▸ Stated problem: Where a line below holds the string "about", copy that line.

(Dataset excerpt)
──────

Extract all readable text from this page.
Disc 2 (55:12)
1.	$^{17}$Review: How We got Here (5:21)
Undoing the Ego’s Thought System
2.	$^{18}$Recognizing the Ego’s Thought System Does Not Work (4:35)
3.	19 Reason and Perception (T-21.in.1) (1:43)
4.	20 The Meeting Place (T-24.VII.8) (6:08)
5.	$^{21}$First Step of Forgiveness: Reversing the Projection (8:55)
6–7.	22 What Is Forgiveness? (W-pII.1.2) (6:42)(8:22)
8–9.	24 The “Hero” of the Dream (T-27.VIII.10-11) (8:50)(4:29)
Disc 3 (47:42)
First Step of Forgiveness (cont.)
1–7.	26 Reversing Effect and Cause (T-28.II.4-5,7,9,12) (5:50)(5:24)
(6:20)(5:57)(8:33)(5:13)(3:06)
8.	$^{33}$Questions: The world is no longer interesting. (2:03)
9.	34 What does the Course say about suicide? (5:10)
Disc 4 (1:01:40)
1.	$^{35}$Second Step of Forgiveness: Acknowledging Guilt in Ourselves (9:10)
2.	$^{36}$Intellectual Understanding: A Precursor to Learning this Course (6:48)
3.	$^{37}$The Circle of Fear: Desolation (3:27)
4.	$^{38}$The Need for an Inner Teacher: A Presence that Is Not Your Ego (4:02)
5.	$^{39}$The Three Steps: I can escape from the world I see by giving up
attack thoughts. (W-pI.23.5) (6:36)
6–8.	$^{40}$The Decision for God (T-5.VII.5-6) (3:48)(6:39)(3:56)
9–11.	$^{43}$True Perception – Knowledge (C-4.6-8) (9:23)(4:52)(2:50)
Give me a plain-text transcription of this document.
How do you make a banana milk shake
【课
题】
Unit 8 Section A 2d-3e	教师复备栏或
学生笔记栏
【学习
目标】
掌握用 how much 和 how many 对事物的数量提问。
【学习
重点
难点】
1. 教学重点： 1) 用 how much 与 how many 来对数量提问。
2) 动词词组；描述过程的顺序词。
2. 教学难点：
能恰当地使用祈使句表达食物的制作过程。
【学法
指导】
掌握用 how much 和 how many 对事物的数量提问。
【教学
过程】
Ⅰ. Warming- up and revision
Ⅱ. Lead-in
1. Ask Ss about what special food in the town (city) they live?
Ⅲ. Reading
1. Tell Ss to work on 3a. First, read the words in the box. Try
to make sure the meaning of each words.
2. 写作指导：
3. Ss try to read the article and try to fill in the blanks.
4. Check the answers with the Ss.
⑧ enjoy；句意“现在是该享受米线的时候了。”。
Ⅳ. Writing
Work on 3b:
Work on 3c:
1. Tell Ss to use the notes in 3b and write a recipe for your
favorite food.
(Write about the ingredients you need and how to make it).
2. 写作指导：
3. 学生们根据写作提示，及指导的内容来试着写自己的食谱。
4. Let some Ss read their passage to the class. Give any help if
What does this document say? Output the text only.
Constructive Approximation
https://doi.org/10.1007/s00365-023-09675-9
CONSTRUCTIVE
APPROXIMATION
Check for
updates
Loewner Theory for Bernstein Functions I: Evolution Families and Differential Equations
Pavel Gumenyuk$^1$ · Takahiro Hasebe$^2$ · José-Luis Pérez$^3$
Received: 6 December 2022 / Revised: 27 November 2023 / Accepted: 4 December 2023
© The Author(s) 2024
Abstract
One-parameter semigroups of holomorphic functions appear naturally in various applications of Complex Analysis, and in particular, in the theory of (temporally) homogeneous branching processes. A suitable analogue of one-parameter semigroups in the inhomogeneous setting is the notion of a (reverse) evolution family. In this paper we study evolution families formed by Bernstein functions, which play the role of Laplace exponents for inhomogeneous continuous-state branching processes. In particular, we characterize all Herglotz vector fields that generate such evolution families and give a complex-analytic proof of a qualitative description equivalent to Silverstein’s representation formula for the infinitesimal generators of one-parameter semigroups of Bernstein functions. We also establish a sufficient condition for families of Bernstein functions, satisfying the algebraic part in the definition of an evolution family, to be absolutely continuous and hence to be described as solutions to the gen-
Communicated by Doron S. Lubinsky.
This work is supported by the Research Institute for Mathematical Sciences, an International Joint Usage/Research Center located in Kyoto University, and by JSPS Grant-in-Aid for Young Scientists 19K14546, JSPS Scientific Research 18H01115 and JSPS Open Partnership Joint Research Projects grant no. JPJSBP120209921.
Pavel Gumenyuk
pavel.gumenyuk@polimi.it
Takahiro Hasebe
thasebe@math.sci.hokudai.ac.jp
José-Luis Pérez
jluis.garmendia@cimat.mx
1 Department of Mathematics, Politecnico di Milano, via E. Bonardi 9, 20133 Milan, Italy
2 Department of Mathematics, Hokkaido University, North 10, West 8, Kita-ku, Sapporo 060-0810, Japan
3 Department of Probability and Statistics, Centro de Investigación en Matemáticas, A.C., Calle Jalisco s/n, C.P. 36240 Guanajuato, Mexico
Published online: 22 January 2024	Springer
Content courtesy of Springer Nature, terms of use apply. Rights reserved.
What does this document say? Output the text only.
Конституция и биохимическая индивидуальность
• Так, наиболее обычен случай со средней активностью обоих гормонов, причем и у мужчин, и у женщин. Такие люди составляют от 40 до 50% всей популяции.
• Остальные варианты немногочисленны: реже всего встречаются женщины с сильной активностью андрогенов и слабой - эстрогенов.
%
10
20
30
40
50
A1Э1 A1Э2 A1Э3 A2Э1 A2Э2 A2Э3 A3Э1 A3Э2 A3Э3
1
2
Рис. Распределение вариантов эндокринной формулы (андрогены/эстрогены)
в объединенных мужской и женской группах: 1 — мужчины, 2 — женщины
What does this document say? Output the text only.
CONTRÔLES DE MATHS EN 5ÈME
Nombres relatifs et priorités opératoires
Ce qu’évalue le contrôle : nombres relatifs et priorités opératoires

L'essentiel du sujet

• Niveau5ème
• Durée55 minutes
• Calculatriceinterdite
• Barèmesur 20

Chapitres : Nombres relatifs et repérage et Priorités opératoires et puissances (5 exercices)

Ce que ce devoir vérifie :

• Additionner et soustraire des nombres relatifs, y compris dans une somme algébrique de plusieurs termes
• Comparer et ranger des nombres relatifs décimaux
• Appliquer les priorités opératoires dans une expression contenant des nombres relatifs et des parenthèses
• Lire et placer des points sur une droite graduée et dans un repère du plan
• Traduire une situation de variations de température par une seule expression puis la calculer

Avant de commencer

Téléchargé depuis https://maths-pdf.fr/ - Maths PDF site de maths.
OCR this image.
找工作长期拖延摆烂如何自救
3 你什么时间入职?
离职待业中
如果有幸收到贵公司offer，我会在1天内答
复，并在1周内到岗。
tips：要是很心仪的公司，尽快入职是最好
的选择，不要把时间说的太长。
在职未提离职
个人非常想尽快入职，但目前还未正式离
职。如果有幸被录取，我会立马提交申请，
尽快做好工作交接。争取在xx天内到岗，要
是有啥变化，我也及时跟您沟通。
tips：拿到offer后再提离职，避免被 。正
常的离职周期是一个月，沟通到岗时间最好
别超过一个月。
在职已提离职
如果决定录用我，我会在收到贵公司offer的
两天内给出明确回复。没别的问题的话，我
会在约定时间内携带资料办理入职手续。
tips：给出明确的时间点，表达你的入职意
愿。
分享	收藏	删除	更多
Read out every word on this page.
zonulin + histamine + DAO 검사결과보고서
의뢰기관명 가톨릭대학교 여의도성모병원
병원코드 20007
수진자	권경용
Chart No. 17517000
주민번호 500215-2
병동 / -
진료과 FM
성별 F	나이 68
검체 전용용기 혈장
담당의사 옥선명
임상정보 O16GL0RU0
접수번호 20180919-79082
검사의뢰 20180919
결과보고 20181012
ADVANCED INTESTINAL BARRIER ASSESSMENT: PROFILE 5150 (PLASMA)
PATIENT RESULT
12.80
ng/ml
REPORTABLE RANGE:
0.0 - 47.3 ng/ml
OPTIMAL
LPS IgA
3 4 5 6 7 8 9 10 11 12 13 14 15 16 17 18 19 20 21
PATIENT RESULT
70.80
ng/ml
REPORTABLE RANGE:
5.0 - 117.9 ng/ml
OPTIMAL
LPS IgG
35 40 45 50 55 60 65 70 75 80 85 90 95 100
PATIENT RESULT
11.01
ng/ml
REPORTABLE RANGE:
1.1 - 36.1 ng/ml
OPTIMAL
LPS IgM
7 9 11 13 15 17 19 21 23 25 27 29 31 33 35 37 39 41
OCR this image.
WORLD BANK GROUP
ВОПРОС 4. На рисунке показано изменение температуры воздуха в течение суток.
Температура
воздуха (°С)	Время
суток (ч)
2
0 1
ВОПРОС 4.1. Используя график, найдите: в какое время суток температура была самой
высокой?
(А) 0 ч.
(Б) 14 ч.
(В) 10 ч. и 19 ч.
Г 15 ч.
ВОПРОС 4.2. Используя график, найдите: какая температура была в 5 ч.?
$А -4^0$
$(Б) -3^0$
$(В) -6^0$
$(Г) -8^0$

──────

▸ Worked answer:
9.	34 What does the Course say about suicide? (5:10)
1. Ask Ss about what special food in the town (city) they live?
(Write about the ingredients you need and how to make it).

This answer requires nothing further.